• _WRITTEN PROBLEM_
Work out the number of lines in the listing that include the string "Excel". Reply with that number alone.

• _RECORD SET_
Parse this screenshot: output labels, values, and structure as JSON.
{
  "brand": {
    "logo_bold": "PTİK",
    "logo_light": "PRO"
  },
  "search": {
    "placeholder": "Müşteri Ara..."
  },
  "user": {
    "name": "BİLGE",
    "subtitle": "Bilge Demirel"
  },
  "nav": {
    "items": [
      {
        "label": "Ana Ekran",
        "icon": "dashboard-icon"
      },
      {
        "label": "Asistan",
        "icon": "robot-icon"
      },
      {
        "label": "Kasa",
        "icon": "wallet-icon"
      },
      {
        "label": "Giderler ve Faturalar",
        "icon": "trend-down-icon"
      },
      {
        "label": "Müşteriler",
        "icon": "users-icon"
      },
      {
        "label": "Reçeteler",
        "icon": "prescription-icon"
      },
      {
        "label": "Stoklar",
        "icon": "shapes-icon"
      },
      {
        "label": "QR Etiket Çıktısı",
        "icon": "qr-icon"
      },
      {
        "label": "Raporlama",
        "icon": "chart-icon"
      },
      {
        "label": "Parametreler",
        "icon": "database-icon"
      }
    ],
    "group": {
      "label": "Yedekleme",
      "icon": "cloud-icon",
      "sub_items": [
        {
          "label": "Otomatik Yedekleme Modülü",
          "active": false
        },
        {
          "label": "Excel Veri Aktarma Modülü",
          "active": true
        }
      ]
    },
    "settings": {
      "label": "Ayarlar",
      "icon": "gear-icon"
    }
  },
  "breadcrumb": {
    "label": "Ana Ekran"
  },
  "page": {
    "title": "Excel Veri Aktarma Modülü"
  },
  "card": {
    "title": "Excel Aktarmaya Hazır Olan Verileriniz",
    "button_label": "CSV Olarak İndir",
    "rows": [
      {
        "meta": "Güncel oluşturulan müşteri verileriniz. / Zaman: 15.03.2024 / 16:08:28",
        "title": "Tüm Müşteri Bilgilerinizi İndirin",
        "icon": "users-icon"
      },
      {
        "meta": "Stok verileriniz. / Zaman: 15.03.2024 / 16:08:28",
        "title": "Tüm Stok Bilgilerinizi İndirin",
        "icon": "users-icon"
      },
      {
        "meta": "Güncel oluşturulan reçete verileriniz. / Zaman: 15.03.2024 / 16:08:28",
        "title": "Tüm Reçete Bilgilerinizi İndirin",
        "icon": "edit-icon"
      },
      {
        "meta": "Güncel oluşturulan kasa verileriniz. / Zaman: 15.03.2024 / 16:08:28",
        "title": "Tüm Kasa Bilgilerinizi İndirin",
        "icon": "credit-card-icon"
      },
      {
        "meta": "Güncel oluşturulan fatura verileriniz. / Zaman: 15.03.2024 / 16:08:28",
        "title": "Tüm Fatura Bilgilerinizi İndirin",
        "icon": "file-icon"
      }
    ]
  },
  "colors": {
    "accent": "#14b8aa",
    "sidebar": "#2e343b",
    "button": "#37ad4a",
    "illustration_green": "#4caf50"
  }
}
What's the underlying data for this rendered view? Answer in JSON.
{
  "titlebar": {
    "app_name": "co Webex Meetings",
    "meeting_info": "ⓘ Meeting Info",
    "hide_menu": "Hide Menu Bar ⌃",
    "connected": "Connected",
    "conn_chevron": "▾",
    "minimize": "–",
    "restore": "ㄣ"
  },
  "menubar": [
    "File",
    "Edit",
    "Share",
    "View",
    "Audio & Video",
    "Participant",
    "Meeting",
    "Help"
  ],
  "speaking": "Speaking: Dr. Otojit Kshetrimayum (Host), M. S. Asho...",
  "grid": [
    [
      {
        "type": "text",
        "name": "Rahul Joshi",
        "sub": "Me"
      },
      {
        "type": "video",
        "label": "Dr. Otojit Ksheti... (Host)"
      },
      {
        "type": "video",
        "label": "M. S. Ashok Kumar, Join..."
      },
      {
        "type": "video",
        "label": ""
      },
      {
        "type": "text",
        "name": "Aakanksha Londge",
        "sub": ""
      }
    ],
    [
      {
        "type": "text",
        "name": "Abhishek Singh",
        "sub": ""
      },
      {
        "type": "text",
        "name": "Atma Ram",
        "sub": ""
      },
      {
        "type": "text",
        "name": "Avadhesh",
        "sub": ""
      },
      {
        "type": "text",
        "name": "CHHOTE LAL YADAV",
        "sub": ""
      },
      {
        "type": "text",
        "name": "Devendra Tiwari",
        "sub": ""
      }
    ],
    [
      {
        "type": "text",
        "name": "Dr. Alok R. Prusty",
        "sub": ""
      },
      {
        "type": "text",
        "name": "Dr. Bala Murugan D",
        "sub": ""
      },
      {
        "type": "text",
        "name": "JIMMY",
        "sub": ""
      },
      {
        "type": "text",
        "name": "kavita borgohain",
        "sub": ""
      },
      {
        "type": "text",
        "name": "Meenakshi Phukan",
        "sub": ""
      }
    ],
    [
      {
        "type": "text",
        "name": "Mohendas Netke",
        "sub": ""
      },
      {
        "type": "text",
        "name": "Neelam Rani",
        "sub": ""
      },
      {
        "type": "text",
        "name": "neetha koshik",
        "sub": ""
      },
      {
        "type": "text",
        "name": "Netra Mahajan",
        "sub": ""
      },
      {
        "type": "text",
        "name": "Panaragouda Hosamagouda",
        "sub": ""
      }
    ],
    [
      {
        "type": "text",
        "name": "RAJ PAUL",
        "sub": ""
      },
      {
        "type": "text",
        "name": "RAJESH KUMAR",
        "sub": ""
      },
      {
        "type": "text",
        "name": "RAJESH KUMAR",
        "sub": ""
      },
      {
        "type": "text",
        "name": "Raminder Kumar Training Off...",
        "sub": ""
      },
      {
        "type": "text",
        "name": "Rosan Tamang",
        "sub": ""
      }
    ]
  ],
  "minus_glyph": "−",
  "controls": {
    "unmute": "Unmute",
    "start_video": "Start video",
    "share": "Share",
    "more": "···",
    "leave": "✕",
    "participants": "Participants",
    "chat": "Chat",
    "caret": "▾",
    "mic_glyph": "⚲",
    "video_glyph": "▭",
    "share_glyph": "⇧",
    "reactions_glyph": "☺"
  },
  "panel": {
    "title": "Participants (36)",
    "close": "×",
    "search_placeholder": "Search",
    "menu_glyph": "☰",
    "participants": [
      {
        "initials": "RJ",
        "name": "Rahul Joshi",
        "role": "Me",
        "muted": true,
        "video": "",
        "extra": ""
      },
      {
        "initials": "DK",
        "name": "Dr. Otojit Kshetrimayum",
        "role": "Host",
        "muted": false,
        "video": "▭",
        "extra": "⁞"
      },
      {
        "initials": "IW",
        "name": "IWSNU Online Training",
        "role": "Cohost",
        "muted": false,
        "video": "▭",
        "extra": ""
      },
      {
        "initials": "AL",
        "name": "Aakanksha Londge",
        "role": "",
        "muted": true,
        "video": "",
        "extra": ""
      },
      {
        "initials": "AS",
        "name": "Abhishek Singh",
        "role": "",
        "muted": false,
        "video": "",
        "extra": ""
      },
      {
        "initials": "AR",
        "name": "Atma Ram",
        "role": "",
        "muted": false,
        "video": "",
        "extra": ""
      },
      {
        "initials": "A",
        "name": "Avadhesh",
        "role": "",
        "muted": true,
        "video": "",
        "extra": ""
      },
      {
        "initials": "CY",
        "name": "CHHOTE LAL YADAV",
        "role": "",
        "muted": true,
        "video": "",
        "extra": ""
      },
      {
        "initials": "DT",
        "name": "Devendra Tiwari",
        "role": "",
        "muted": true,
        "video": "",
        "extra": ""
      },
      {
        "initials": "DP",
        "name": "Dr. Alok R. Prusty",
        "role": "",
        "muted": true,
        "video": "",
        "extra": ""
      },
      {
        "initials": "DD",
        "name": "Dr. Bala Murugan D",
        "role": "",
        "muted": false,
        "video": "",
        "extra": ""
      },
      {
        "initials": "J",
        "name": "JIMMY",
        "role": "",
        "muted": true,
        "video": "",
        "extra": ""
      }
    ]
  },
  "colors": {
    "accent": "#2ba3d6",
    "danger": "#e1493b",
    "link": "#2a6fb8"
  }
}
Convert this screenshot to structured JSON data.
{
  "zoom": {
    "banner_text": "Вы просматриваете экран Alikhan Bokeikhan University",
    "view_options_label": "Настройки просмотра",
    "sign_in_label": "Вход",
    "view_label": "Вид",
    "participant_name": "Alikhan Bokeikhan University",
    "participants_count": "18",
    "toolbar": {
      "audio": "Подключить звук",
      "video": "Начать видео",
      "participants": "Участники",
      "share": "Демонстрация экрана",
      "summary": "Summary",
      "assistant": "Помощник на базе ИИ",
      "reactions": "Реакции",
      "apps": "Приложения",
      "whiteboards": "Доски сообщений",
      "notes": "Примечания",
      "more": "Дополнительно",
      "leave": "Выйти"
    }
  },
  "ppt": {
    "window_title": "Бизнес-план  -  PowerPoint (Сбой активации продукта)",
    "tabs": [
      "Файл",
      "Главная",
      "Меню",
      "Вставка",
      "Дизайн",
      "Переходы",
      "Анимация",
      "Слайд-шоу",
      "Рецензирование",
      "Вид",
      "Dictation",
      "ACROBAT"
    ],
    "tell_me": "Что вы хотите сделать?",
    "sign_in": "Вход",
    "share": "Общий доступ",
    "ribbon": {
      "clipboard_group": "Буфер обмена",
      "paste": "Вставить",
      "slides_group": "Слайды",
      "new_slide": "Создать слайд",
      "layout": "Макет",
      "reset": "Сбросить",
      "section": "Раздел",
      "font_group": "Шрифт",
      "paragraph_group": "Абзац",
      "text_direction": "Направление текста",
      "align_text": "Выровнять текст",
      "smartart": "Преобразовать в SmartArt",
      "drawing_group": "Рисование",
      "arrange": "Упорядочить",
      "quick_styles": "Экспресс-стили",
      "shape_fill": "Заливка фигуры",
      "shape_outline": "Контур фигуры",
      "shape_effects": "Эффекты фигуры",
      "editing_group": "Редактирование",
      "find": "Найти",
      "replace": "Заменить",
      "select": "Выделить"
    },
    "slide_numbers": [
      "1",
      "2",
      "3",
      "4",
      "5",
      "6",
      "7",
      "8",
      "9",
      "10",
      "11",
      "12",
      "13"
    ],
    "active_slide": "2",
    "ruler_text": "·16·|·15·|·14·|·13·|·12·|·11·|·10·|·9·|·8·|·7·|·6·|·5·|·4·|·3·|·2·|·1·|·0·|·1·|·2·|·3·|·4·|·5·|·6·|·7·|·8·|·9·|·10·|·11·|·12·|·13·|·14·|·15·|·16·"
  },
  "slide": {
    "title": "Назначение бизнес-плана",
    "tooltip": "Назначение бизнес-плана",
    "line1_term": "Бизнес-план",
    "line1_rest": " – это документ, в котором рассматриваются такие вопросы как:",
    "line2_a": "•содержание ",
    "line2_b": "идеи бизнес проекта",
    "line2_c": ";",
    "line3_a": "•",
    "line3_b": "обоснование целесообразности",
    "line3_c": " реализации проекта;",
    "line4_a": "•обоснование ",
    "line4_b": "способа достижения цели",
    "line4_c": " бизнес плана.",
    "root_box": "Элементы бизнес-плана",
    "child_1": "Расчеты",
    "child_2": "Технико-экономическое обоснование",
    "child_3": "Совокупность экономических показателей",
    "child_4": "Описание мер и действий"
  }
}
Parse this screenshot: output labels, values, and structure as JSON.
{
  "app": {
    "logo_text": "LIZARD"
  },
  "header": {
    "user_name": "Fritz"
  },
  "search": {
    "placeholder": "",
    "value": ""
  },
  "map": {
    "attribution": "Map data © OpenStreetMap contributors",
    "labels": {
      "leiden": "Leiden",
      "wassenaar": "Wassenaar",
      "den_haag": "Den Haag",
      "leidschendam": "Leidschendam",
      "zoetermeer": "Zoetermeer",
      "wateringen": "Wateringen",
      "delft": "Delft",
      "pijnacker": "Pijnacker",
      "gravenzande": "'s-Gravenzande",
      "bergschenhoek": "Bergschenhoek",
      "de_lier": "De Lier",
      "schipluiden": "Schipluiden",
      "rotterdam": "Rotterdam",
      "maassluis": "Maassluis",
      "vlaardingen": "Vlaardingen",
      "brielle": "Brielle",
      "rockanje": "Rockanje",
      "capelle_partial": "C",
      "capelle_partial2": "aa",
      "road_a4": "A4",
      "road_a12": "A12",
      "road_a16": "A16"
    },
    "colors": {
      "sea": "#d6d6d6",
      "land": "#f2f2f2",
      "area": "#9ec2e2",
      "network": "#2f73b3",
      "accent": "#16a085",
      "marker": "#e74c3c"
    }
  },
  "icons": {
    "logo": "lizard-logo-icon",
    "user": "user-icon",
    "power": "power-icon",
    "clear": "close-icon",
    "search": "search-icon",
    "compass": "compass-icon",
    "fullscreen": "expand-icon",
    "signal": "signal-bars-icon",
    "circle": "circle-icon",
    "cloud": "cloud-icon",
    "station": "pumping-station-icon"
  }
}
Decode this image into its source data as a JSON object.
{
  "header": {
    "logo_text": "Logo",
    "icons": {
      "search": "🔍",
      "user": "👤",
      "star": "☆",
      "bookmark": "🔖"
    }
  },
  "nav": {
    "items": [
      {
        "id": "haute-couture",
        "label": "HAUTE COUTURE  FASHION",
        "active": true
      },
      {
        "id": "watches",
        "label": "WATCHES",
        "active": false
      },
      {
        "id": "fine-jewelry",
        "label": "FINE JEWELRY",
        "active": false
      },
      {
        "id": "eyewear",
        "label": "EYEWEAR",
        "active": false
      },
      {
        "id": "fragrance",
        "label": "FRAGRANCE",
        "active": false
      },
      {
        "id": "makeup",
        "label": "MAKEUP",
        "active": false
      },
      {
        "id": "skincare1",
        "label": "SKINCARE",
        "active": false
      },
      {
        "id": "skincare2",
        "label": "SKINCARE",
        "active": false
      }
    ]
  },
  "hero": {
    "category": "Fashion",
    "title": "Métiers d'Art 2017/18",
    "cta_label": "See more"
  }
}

• _CORRECT OUTPUT_
3